══ GIVEN INFORMATION

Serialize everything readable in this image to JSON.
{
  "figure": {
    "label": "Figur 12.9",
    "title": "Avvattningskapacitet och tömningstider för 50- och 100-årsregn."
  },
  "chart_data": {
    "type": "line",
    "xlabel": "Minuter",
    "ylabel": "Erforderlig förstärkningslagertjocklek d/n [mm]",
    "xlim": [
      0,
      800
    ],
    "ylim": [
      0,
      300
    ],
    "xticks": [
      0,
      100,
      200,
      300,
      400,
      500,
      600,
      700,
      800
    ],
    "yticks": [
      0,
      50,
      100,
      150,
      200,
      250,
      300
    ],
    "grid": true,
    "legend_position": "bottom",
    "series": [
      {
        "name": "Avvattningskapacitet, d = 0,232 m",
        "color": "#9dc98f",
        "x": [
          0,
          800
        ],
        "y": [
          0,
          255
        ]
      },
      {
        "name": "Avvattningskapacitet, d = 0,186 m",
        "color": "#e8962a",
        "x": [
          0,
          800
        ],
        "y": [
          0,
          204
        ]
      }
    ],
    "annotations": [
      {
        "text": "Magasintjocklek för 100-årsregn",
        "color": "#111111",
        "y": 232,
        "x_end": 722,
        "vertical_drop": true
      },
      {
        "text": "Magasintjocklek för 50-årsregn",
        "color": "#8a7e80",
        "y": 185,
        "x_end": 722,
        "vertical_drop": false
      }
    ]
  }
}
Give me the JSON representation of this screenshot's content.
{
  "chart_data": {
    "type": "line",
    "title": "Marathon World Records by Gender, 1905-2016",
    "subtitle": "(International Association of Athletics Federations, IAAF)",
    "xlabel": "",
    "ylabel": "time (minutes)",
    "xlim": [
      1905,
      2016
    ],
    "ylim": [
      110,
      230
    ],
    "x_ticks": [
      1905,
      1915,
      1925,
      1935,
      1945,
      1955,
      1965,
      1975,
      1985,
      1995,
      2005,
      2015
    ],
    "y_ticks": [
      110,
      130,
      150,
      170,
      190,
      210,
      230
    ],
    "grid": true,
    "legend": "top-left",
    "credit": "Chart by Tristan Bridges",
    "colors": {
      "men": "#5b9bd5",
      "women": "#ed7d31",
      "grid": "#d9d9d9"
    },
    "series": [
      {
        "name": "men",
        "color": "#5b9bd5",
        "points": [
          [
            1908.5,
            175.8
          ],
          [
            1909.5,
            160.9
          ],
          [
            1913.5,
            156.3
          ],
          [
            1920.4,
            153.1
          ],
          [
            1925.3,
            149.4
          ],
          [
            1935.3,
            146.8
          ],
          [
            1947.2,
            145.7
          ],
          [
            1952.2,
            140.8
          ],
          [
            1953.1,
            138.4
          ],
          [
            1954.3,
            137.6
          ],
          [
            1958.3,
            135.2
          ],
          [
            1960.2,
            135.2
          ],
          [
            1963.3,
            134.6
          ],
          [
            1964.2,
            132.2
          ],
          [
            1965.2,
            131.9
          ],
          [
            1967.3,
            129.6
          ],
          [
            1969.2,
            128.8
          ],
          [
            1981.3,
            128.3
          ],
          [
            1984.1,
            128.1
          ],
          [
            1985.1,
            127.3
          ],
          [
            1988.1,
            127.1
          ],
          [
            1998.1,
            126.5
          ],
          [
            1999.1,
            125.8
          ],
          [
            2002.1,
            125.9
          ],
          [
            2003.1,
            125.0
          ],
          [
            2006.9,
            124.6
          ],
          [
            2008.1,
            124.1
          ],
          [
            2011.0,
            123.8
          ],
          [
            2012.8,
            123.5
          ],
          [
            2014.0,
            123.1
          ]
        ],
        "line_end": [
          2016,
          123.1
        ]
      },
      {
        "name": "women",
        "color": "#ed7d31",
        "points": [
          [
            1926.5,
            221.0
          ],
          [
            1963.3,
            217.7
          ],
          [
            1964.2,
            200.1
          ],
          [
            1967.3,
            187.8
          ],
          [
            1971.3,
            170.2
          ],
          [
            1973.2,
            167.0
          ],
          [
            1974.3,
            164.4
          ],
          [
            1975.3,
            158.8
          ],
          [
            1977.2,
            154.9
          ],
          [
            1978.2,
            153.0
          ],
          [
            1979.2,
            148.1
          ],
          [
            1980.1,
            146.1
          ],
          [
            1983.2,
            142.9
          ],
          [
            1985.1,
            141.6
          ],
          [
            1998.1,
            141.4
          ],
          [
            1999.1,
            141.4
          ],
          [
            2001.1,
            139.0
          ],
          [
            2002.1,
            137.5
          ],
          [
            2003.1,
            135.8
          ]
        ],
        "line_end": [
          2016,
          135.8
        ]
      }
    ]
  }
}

════

▶ TASK DIRECTIONS
Say, as a bare number, how many lines in the entries above include the string "name".

▶ RESPONSE
4